_BRIEF_
Gather each line of the entries below that includes "interface".

_EXTRACTED INFORMATION_
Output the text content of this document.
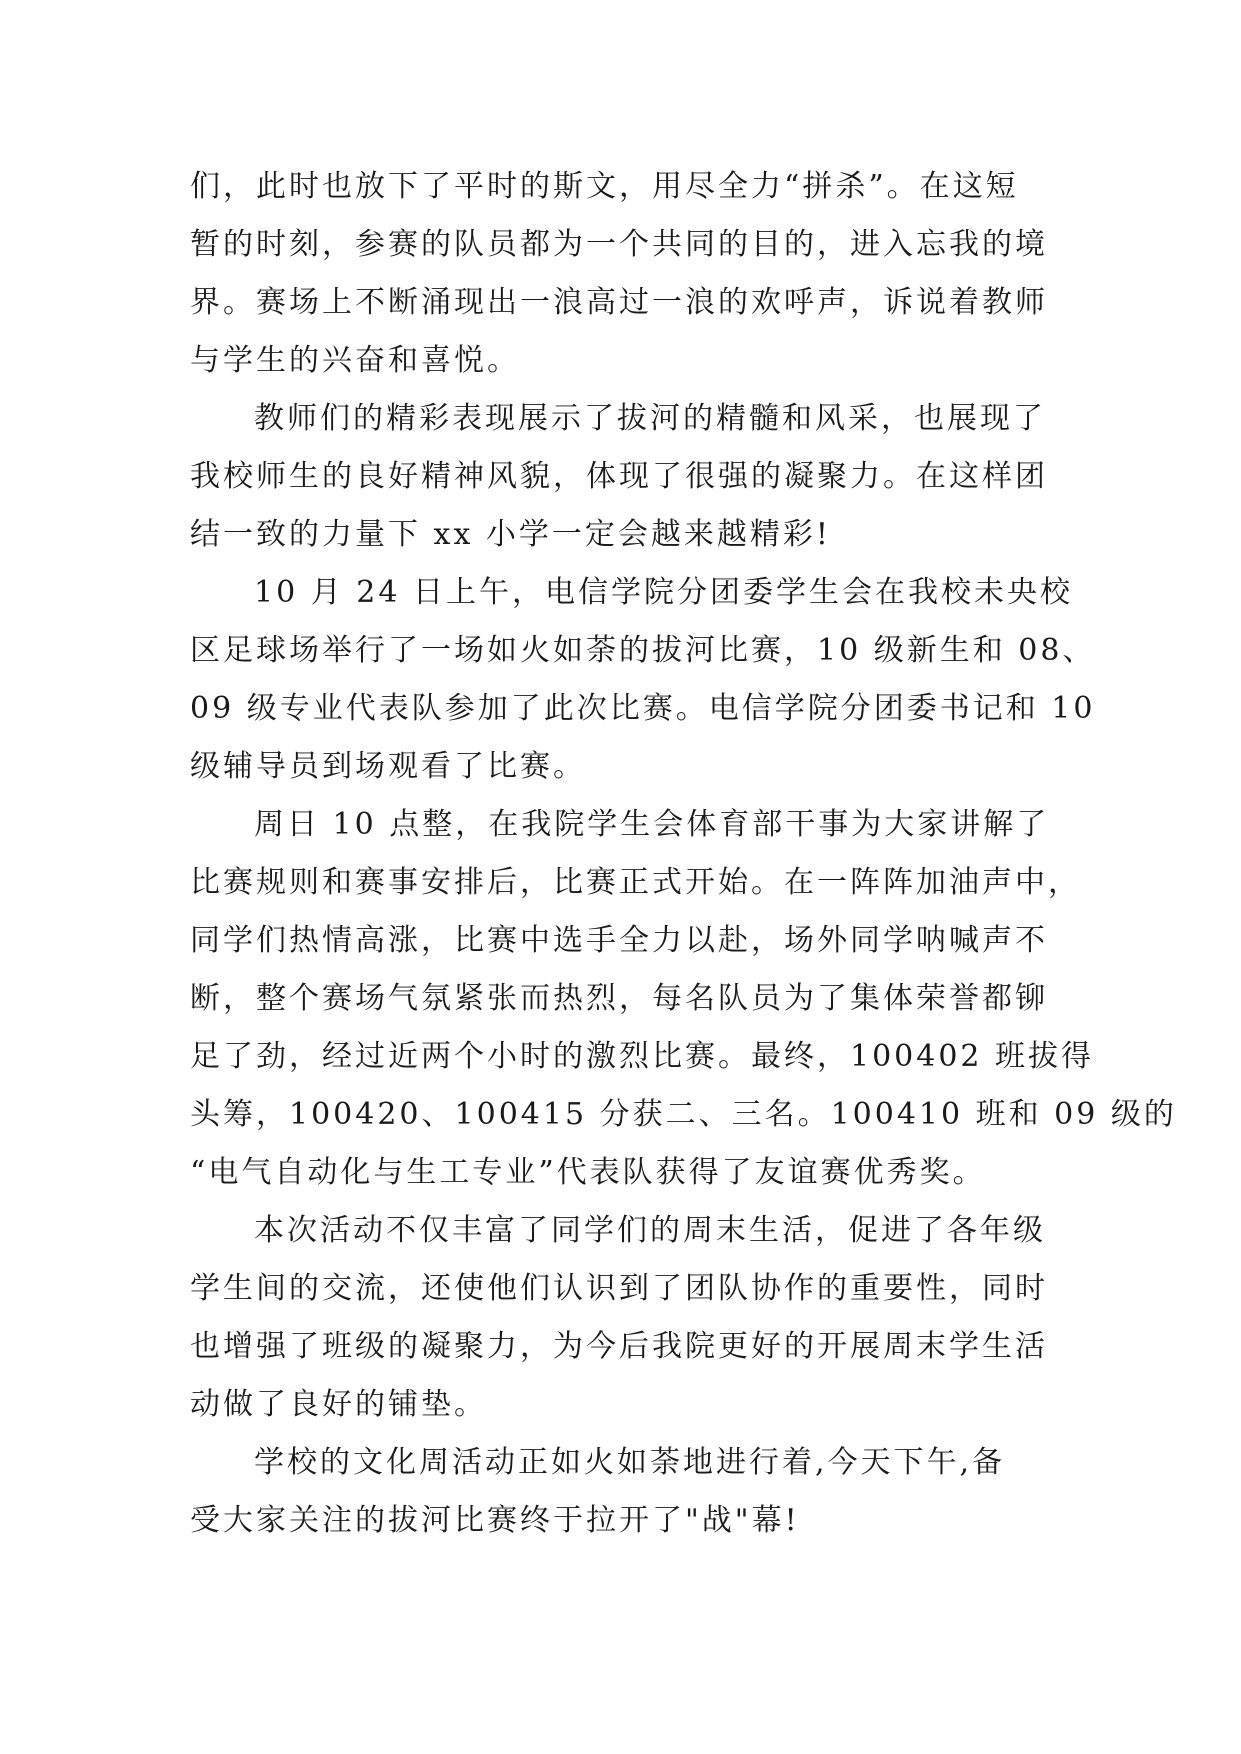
们，此时也放下了平时的斯文，用尽全力“拼杀”。在这短
暂的时刻，参赛的队员都为一个共同的目的，进入忘我的境
界。赛场上不断涌现出一浪高过一浪的欢呼声，诉说着教师
与学生的兴奋和喜悦。
教师们的精彩表现展示了拔河的精髓和风采，也展现了
我校师生的良好精神风貌，体现了很强的凝聚力。在这样团
结一致的力量下 xx 小学一定会越来越精彩!
10 月 24 日上午，电信学院分团委学生会在我校未央校
区足球场举行了一场如火如荼的拔河比赛，10 级新生和 08、
09 级专业代表队参加了此次比赛。电信学院分团委书记和 10
级辅导员到场观看了比赛。
周日 10 点整，在我院学生会体育部干事为大家讲解了
比赛规则和赛事安排后，比赛正式开始。在一阵阵加油声中，
同学们热情高涨，比赛中选手全力以赴，场外同学呐喊声不
断，整个赛场气氛紧张而热烈，每名队员为了集体荣誉都铆
足了劲，经过近两个小时的激烈比赛。最终，100402 班拔得
头筹，100420、100415 分获二、三名。100410 班和 09 级的
“电气自动化与生工专业”代表队获得了友谊赛优秀奖。
本次活动不仅丰富了同学们的周末生活，促进了各年级
学生间的交流，还使他们认识到了团队协作的重要性，同时
也增强了班级的凝聚力，为今后我院更好的开展周末学生活
动做了良好的铺垫。
学校的文化周活动正如火如荼地进行着,今天下午,备
受大家关注的拔河比赛终于拉开了"战"幕!
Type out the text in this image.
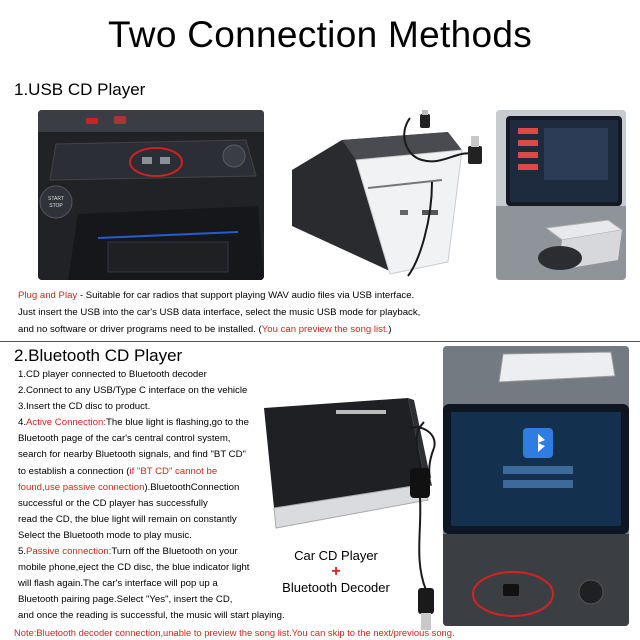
Two Connection Methods
1.USB CD Player
START
STOP
Plug and Play - Suitable for car radios that support playing WAV audio files via USB interface.
Just insert the USB into the car's USB data interface, select the music USB mode for playback,
and no software or driver programs need to be installed. (You can preview the song list.)
2.Bluetooth CD Player
1.CD player connected to Bluetooth decoder
2.Connect to any USB/Type C interface on the vehicle
3.Insert the CD disc to product.
4.Active Connection:The blue light is flashing,go to the
Bluetooth page of the car's central control system,
search for nearby Bluetooth signals, and find "BT CD"
to establish a connection (if "BT CD" cannot be
found,use passive connection).BluetoothConnection
successful or the CD player has successfully
read the CD, the blue light will remain on constantly
Select the Bluetooth mode to play music.
5.Passive connection:Turn off the Bluetooth on your
mobile phone,eject the CD disc, the blue indicator light
will flash again.The car's interface will pop up a
Bluetooth pairing page.Select "Yes", insert the CD,
and once the reading is successful, the music will start playing.
Car CD Player
+
Bluetooth Decoder
Note:Bluetooth decoder connection,unable to preview the song list.You can skip to the next/previous song.
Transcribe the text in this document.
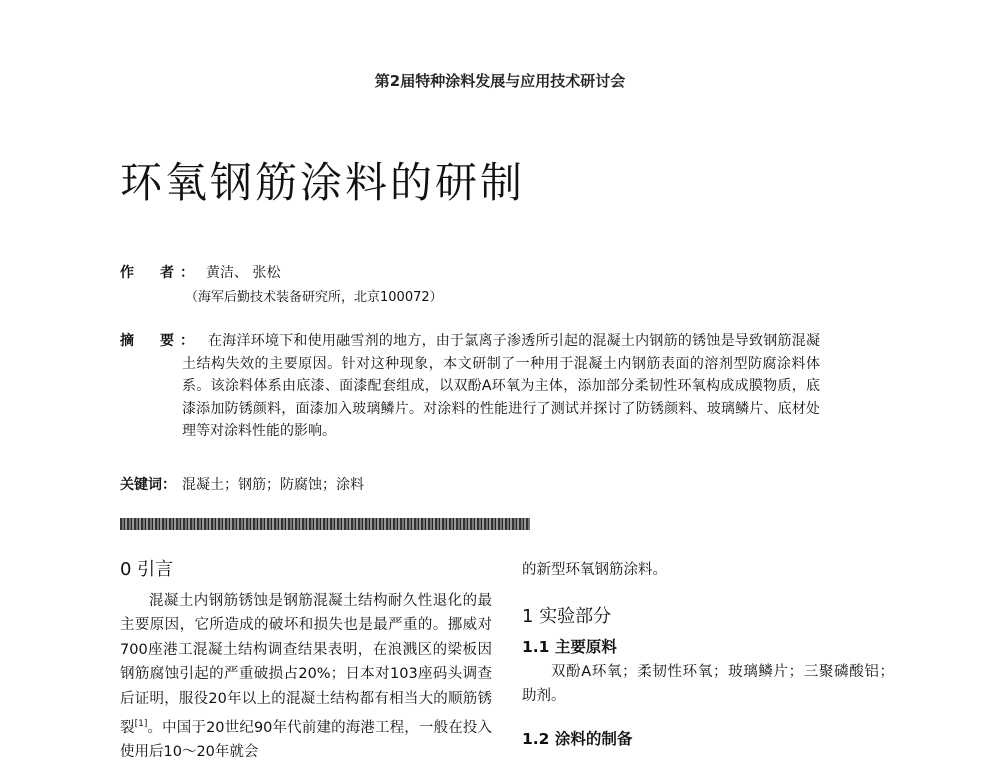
第2届特种涂料发展与应用技术研讨会
环氧钢筋涂料的研制
作　者： 黄洁、 张松
（海军后勤技术装备研究所，北京100072）
摘　要： 在海洋环境下和使用融雪剂的地方，由于氯离子渗透所引起的混凝土内钢筋的锈蚀是导致钢筋混凝土结构失效的主要原因。针对这种现象，本文研制了一种用于混凝土内钢筋表面的溶剂型防腐涂料体系。该涂料体系由底漆、面漆配套组成，以双酚A环氧为主体，添加部分柔韧性环氧构成成膜物质，底漆添加防锈颜料，面漆加入玻璃鳞片。对涂料的性能进行了测试并探讨了防锈颜料、玻璃鳞片、底材处理等对涂料性能的影响。
关键词： 混凝土；钢筋；防腐蚀；涂料
0 引言

混凝土内钢筋锈蚀是钢筋混凝土结构耐久性退化的最主要原因，它所造成的破坏和损失也是最严重的。挪威对700座港工混凝土结构调查结果表明，在浪溅区的梁板因钢筋腐蚀引起的严重破损占20%；日本对103座码头调查后证明，服役20年以上的混凝土结构都有相当大的顺筋锈裂[1]。中国于20世纪90年代前建的海港工程，一般在投入使用后10～20年就会

的新型环氧钢筋涂料。

1 实验部分
1.1 主要原料

双酚A环氧；柔韧性环氧；玻璃鳞片；三聚磷酸铝；助剂。

1.2 涂料的制备
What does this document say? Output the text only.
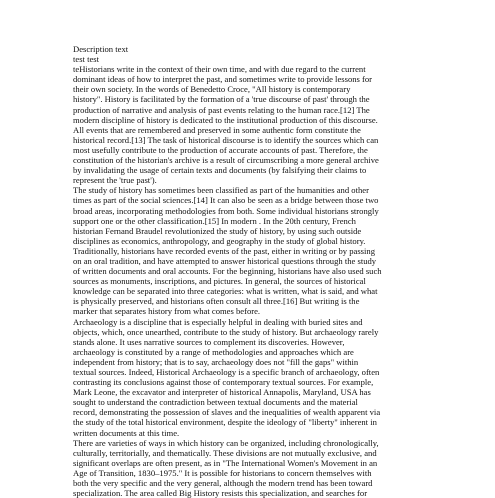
Description text
test test
teHistorians write in the context of their own time, and with due regard to the current
dominant ideas of how to interpret the past, and sometimes write to provide lessons for
their own society. In the words of Benedetto Croce, "All history is contemporary
history". History is facilitated by the formation of a 'true discourse of past' through the
production of narrative and analysis of past events relating to the human race.[12] The
modern discipline of history is dedicated to the institutional production of this discourse.
All events that are remembered and preserved in some authentic form constitute the
historical record.[13] The task of historical discourse is to identify the sources which can
most usefully contribute to the production of accurate accounts of past. Therefore, the
constitution of the historian's archive is a result of circumscribing a more general archive
by invalidating the usage of certain texts and documents (by falsifying their claims to
represent the 'true past').
The study of history has sometimes been classified as part of the humanities and other
times as part of the social sciences.[14] It can also be seen as a bridge between those two
broad areas, incorporating methodologies from both. Some individual historians strongly
support one or the other classification.[15] In modern . In the 20th century, French
historian Fernand Braudel revolutionized the study of history, by using such outside
disciplines as economics, anthropology, and geography in the study of global history.
Traditionally, historians have recorded events of the past, either in writing or by passing
on an oral tradition, and have attempted to answer historical questions through the study
of written documents and oral accounts. For the beginning, historians have also used such
sources as monuments, inscriptions, and pictures. In general, the sources of historical
knowledge can be separated into three categories: what is written, what is said, and what
is physically preserved, and historians often consult all three.[16] But writing is the
marker that separates history from what comes before.
Archaeology is a discipline that is especially helpful in dealing with buried sites and
objects, which, once unearthed, contribute to the study of history. But archaeology rarely
stands alone. It uses narrative sources to complement its discoveries. However,
archaeology is constituted by a range of methodologies and approaches which are
independent from history; that is to say, archaeology does not "fill the gaps" within
textual sources. Indeed, Historical Archaeology is a specific branch of archaeology, often
contrasting its conclusions against those of contemporary textual sources. For example,
Mark Leone, the excavator and interpreter of historical Annapolis, Maryland, USA has
sought to understand the contradiction between textual documents and the material
record, demonstrating the possession of slaves and the inequalities of wealth apparent via
the study of the total historical environment, despite the ideology of "liberty" inherent in
written documents at this time.
There are varieties of ways in which history can be organized, including chronologically,
culturally, territorially, and thematically. These divisions are not mutually exclusive, and
significant overlaps are often present, as in "The International Women's Movement in an
Age of Transition, 1830–1975." It is possible for historians to concern themselves with
both the very specific and the very general, although the modern trend has been toward
specialization. The area called Big History resists this specialization, and searches for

_OUTPUT FOR THIS TASK_
Plug and Play - Suitable for car radios that support playing WAV audio files via USB interface.
Just insert the USB into the car's USB data interface, select the music USB mode for playback,
2.Connect to any USB/Type C interface on the vehicle
will flash again.The car's interface will pop up a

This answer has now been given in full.